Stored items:
== == ==

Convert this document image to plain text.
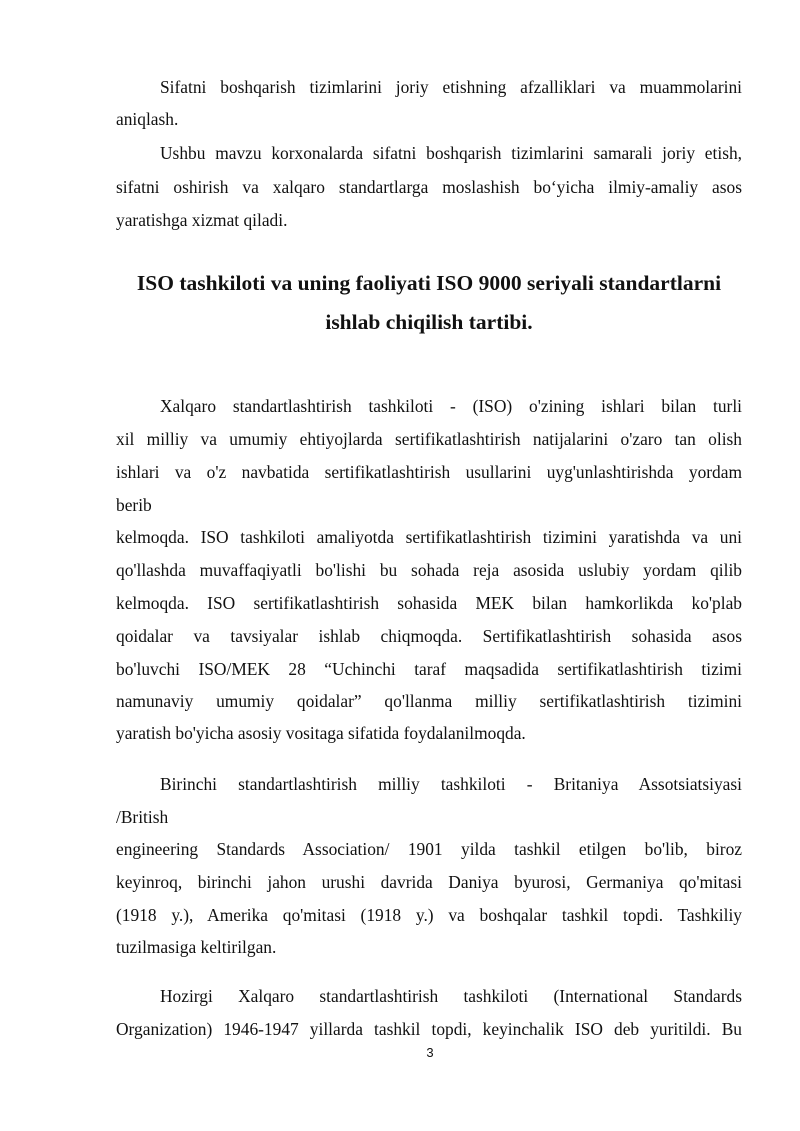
Sifatni boshqarish tizimlarini joriy etishning afzalliklari va muammolarini
aniqlash.
Ushbu mavzu korxonalarda sifatni boshqarish tizimlarini samarali joriy etish,
sifatni oshirish va xalqaro standartlarga moslashish bo‘yicha ilmiy-amaliy asos
yaratishga xizmat qiladi.
ISO tashkiloti va uning faoliyati ISO 9000 seriyali standartlarni
ishlab chiqilish tartibi.
Xalqaro standartlashtirish tashkiloti - (ISO) o'zining ishlari bilan turli
xil milliy va umumiy ehtiyojlarda sertifikatlashtirish natijalarini o'zaro tan olish
ishlari va o'z navbatida sertifikatlashtirish usullarini uyg'unlashtirishda yordam
berib
kelmoqda. ISO tashkiloti amaliyotda sertifikatlashtirish tizimini yaratishda va uni
qo'llashda muvaffaqiyatli bo'lishi bu sohada reja asosida uslubiy yordam qilib
kelmoqda. ISO sertifikatlashtirish sohasida MEK bilan hamkorlikda ko'plab
qoidalar va tavsiyalar ishlab chiqmoqda. Sertifikatlashtirish sohasida asos
bo'luvchi ISO/MEK 28 “Uchinchi taraf maqsadida sertifikatlashtirish tizimi
namunaviy umumiy qoidalar” qo'llanma milliy sertifikatlashtirish tizimini
yaratish bo'yicha asosiy vositaga sifatida foydalanilmoqda.
Birinchi standartlashtirish milliy tashkiloti - Britaniya Assotsiatsiyasi
/British
engineering Standards Association/ 1901 yilda tashkil etilgen bo'lib, biroz
keyinroq, birinchi jahon urushi davrida Daniya byurosi, Germaniya qo'mitasi
(1918 y.), Amerika qo'mitasi (1918 y.) va boshqalar tashkil topdi. Tashkiliy
tuzilmasiga keltirilgan.
Hozirgi Xalqaro standartlashtirish tashkiloti (International Standards
Organization) 1946-1947 yillarda tashkil topdi, keyinchalik ISO deb yuritildi. Bu
3
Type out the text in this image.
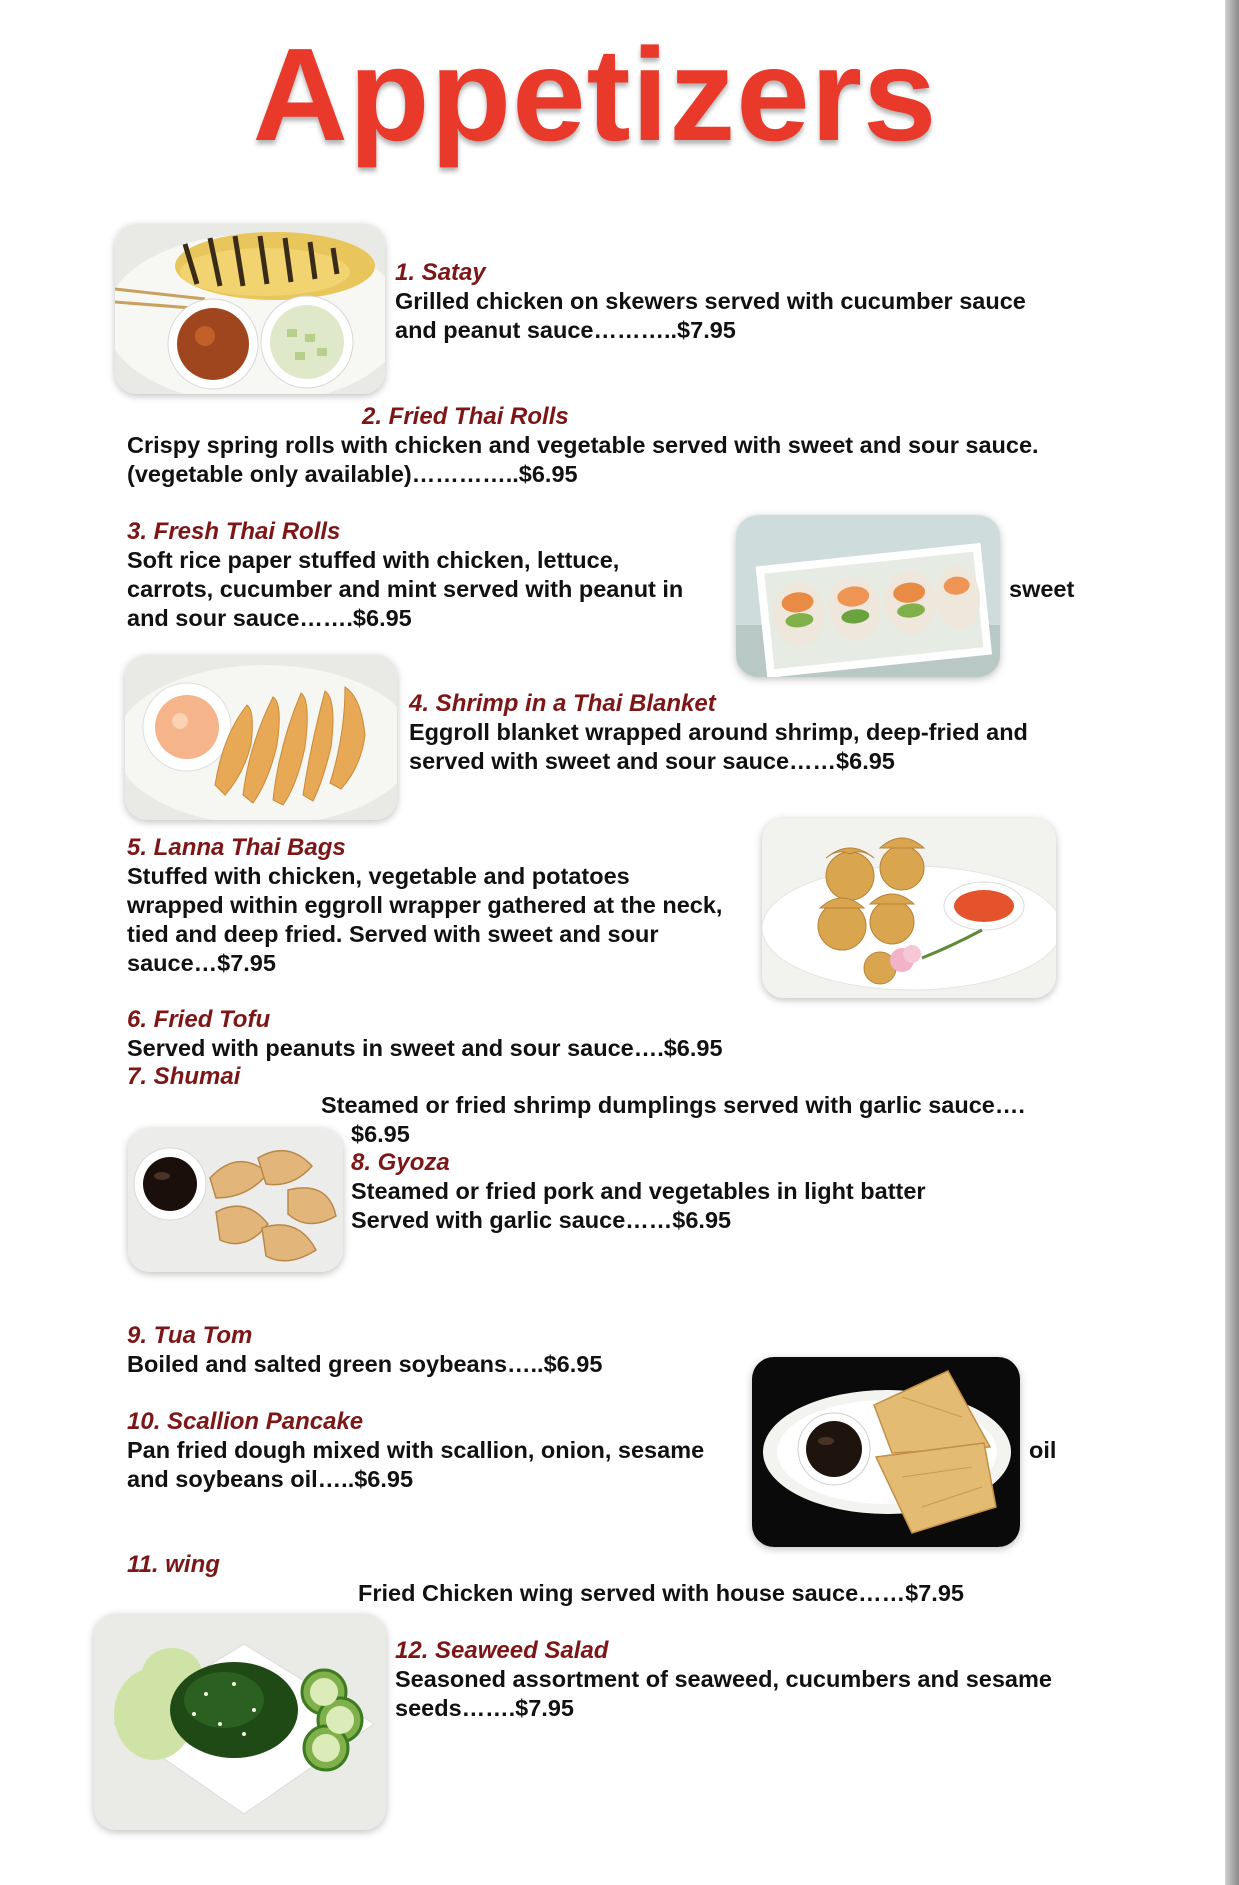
Appetizers
1. Satay
Grilled chicken on skewers served with cucumber sauce
and peanut sauce………..$7.95
2. Fried Thai Rolls
Crispy spring rolls with chicken and vegetable served with sweet and sour sauce.
(vegetable only available)…………..$6.95
3. Fresh Thai Rolls
Soft rice paper stuffed with chicken, lettuce,
carrots, cucumber and mint served with peanut in
and sour sauce…….$6.95
sweet
4. Shrimp in a Thai Blanket
Eggroll blanket wrapped around shrimp, deep-fried and
served with sweet and sour sauce……$6.95
5. Lanna Thai Bags
Stuffed with chicken, vegetable and potatoes
wrapped within eggroll wrapper gathered at the neck,
tied and deep fried. Served with sweet and sour
sauce…$7.95
6. Fried Tofu
Served with peanuts in sweet and sour sauce….$6.95
7. Shumai
Steamed or fried shrimp dumplings served with garlic sauce….
$6.95
8. Gyoza
Steamed or fried pork and vegetables in light batter
Served with garlic sauce……$6.95
9. Tua Tom
Boiled and salted green soybeans…..$6.95
10. Scallion Pancake
Pan fried dough mixed with scallion, onion, sesame
and soybeans oil…..$6.95
oil
11. wing
Fried Chicken wing served with house sauce……$7.95
12. Seaweed Salad
Seasoned assortment of seaweed, cucumbers and sesame
seeds…….$7.95
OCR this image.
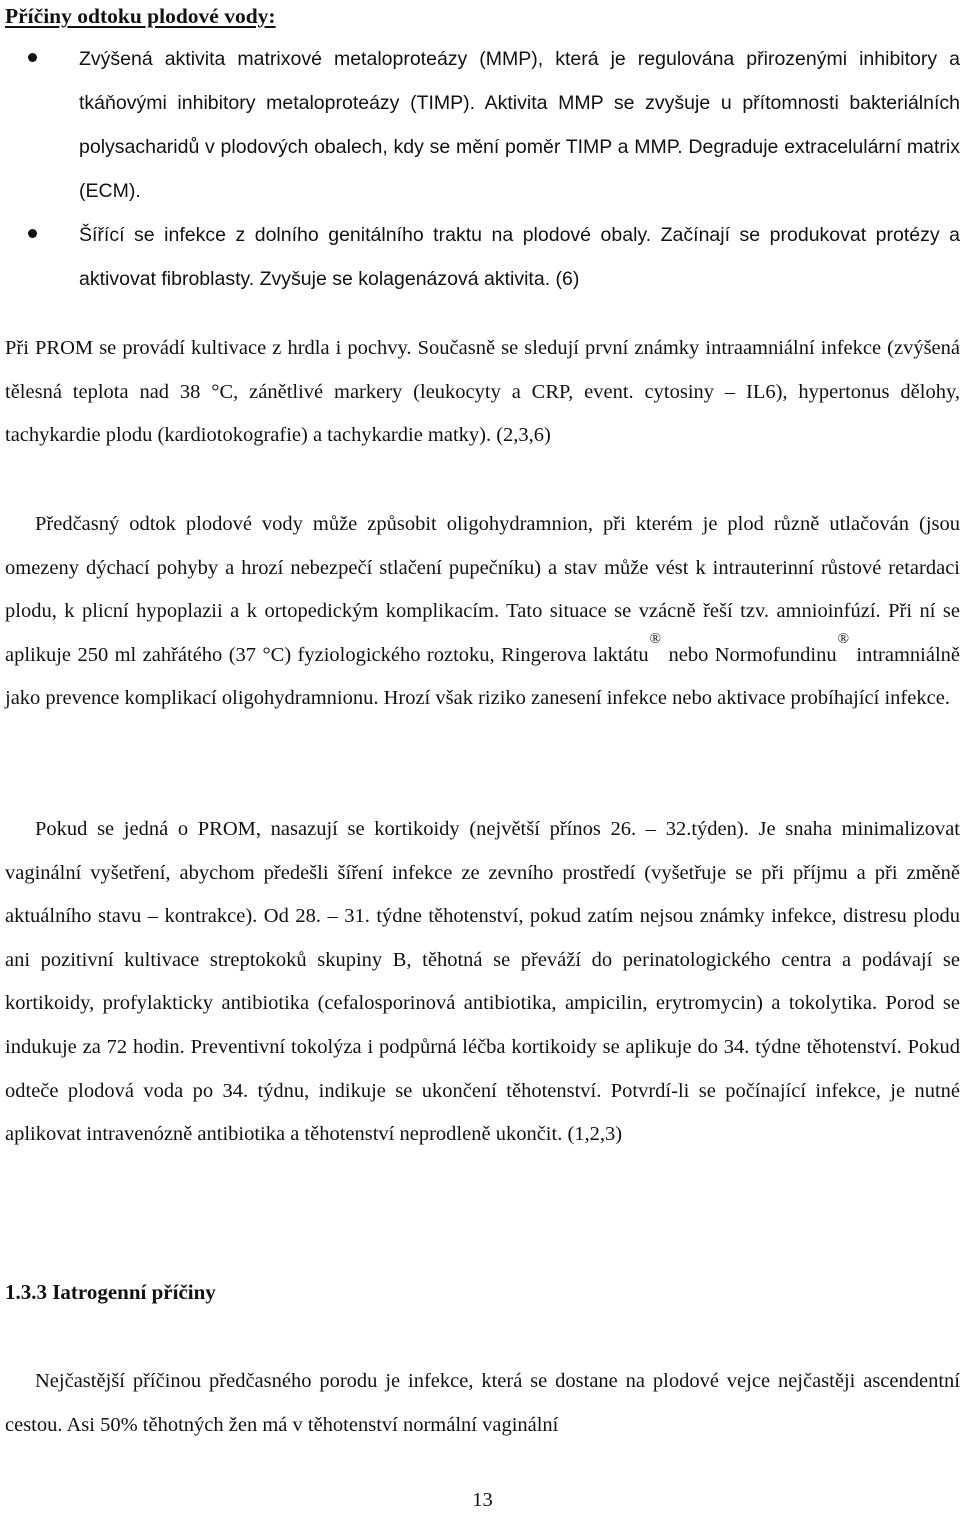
Příčiny odtoku plodové vody:
Zvýšená aktivita matrixové metaloproteázy (MMP), která je regulována přirozenými inhibitory a tkáňovými inhibitory metaloproteázy (TIMP). Aktivita MMP se zvyšuje u přítomnosti bakteriálních polysacharidů v plodových obalech, kdy se mění poměr TIMP a MMP. Degraduje extracelulární matrix (ECM).
Šířící se infekce z dolního genitálního traktu na plodové obaly. Začínají se produkovat protézy a aktivovat fibroblasty. Zvyšuje se kolagenázová aktivita. (6)
Při PROM se provádí kultivace z hrdla i pochvy. Současně se sledují první známky intraamniální infekce (zvýšená tělesná teplota nad 38 °C, zánětlivé markery (leukocyty a CRP, event. cytosiny – IL6), hypertonus dělohy, tachykardie plodu (kardiotokografie) a tachykardie matky). (2,3,6)
Předčasný odtok plodové vody může způsobit oligohydramnion, při kterém je plod různě utlačován (jsou omezeny dýchací pohyby a hrozí nebezpečí stlačení pupečníku) a stav může vést k intrauterinní růstové retardaci plodu, k plicní hypoplazii a k ortopedickým komplikacím. Tato situace se vzácně řeší tzv. amnioinfúzí. Při ní se aplikuje 250 ml zahřátého (37 °C) fyziologického roztoku, Ringerova laktátu® nebo Normofundinu® intramniálně jako prevence komplikací oligohydramnionu. Hrozí však riziko zanesení infekce nebo aktivace probíhající infekce.
Pokud se jedná o PROM, nasazují se kortikoidy (největší přínos 26. – 32.týden). Je snaha minimalizovat vaginální vyšetření, abychom předešli šíření infekce ze zevního prostředí (vyšetřuje se při příjmu a při změně aktuálního stavu – kontrakce). Od 28. – 31. týdne těhotenství, pokud zatím nejsou známky infekce, distresu plodu ani pozitivní kultivace streptokoků skupiny B, těhotná se převáží do perinatologického centra a podávají se kortikoidy, profylakticky antibiotika (cefalosporinová antibiotika, ampicilin, erytromycin) a tokolytika. Porod se indukuje za 72 hodin. Preventivní tokolýza i podpůrná léčba kortikoidy se aplikuje do 34. týdne těhotenství. Pokud odteče plodová voda po 34. týdnu, indikuje se ukončení těhotenství. Potvrdí-li se počínající infekce, je nutné aplikovat intravenózně antibiotika a těhotenství neprodleně ukončit. (1,2,3)
1.3.3 Iatrogenní příčiny
Nejčastější příčinou předčasného porodu je infekce, která se dostane na plodové vejce nejčastěji ascendentní cestou. Asi 50% těhotných žen má v těhotenství normální vaginální
13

== == ==

• _Given problem_: Make an exact copy of the data, leaving its pictures out.

• _Complete output_:
Convert this document image to plain text.
Sifatni boshqarish tizimlarini joriy etishning afzalliklari va muammolarini
aniqlash.
Ushbu mavzu korxonalarda sifatni boshqarish tizimlarini samarali joriy etish,
sifatni oshirish va xalqaro standartlarga moslashish bo‘yicha ilmiy-amaliy asos
yaratishga xizmat qiladi.
ISO tashkiloti va uning faoliyati ISO 9000 seriyali standartlarni
ishlab chiqilish tartibi.
Xalqaro standartlashtirish tashkiloti - (ISO) o'zining ishlari bilan turli
xil milliy va umumiy ehtiyojlarda sertifikatlashtirish natijalarini o'zaro tan olish
ishlari va o'z navbatida sertifikatlashtirish usullarini uyg'unlashtirishda yordam
berib
kelmoqda. ISO tashkiloti amaliyotda sertifikatlashtirish tizimini yaratishda va uni
qo'llashda muvaffaqiyatli bo'lishi bu sohada reja asosida uslubiy yordam qilib
kelmoqda. ISO sertifikatlashtirish sohasida MEK bilan hamkorlikda ko'plab
qoidalar va tavsiyalar ishlab chiqmoqda. Sertifikatlashtirish sohasida asos
bo'luvchi ISO/MEK 28 “Uchinchi taraf maqsadida sertifikatlashtirish tizimi
namunaviy umumiy qoidalar” qo'llanma milliy sertifikatlashtirish tizimini
yaratish bo'yicha asosiy vositaga sifatida foydalanilmoqda.
Birinchi standartlashtirish milliy tashkiloti - Britaniya Assotsiatsiyasi
/British
engineering Standards Association/ 1901 yilda tashkil etilgen bo'lib, biroz
keyinroq, birinchi jahon urushi davrida Daniya byurosi, Germaniya qo'mitasi
(1918 y.), Amerika qo'mitasi (1918 y.) va boshqalar tashkil topdi. Tashkiliy
tuzilmasiga keltirilgan.
Hozirgi Xalqaro standartlashtirish tashkiloti (International Standards
Organization) 1946-1947 yillarda tashkil topdi, keyinchalik ISO deb yuritildi. Bu
3
Type out the text in this image.
Appetizers
1. Satay
Grilled chicken on skewers served with cucumber sauce
and peanut sauce………..$7.95
2. Fried Thai Rolls
Crispy spring rolls with chicken and vegetable served with sweet and sour sauce.
(vegetable only available)…………..$6.95
3. Fresh Thai Rolls
Soft rice paper stuffed with chicken, lettuce,
carrots, cucumber and mint served with peanut in
and sour sauce…….$6.95
sweet
4. Shrimp in a Thai Blanket
Eggroll blanket wrapped around shrimp, deep-fried and
served with sweet and sour sauce……$6.95
5. Lanna Thai Bags
Stuffed with chicken, vegetable and potatoes
wrapped within eggroll wrapper gathered at the neck,
tied and deep fried. Served with sweet and sour
sauce…$7.95
6. Fried Tofu
Served with peanuts in sweet and sour sauce….$6.95
7. Shumai
Steamed or fried shrimp dumplings served with garlic sauce….
$6.95
8. Gyoza
Steamed or fried pork and vegetables in light batter
Served with garlic sauce……$6.95
9. Tua Tom
Boiled and salted green soybeans…..$6.95
10. Scallion Pancake
Pan fried dough mixed with scallion, onion, sesame
and soybeans oil…..$6.95
oil
11. wing
Fried Chicken wing served with house sauce……$7.95
12. Seaweed Salad
Seasoned assortment of seaweed, cucumbers and sesame
seeds…….$7.95
OCR this image.
Příčiny odtoku plodové vody:
Zvýšená aktivita matrixové metaloproteázy (MMP), která je regulována přirozenými inhibitory a tkáňovými inhibitory metaloproteázy (TIMP). Aktivita MMP se zvyšuje u přítomnosti bakteriálních polysacharidů v plodových obalech, kdy se mění poměr TIMP a MMP. Degraduje extracelulární matrix (ECM).
Šířící se infekce z dolního genitálního traktu na plodové obaly. Začínají se produkovat protézy a aktivovat fibroblasty. Zvyšuje se kolagenázová aktivita. (6)
Při PROM se provádí kultivace z hrdla i pochvy. Současně se sledují první známky intraamniální infekce (zvýšená tělesná teplota nad 38 °C, zánětlivé markery (leukocyty a CRP, event. cytosiny – IL6), hypertonus dělohy, tachykardie plodu (kardiotokografie) a tachykardie matky). (2,3,6)
Předčasný odtok plodové vody může způsobit oligohydramnion, při kterém je plod různě utlačován (jsou omezeny dýchací pohyby a hrozí nebezpečí stlačení pupečníku) a stav může vést k intrauterinní růstové retardaci plodu, k plicní hypoplazii a k ortopedickým komplikacím. Tato situace se vzácně řeší tzv. amnioinfúzí. Při ní se aplikuje 250 ml zahřátého (37 °C) fyziologického roztoku, Ringerova laktátu® nebo Normofundinu® intramniálně jako prevence komplikací oligohydramnionu. Hrozí však riziko zanesení infekce nebo aktivace probíhající infekce.
Pokud se jedná o PROM, nasazují se kortikoidy (největší přínos 26. – 32.týden). Je snaha minimalizovat vaginální vyšetření, abychom předešli šíření infekce ze zevního prostředí (vyšetřuje se při příjmu a při změně aktuálního stavu – kontrakce). Od 28. – 31. týdne těhotenství, pokud zatím nejsou známky infekce, distresu plodu ani pozitivní kultivace streptokoků skupiny B, těhotná se převáží do perinatologického centra a podávají se kortikoidy, profylakticky antibiotika (cefalosporinová antibiotika, ampicilin, erytromycin) a tokolytika. Porod se indukuje za 72 hodin. Preventivní tokolýza i podpůrná léčba kortikoidy se aplikuje do 34. týdne těhotenství. Pokud odteče plodová voda po 34. týdnu, indikuje se ukončení těhotenství. Potvrdí-li se počínající infekce, je nutné aplikovat intravenózně antibiotika a těhotenství neprodleně ukončit. (1,2,3)
1.3.3 Iatrogenní příčiny
Nejčastější příčinou předčasného porodu je infekce, která se dostane na plodové vejce nejčastěji ascendentní cestou. Asi 50% těhotných žen má v těhotenství normální vaginální
13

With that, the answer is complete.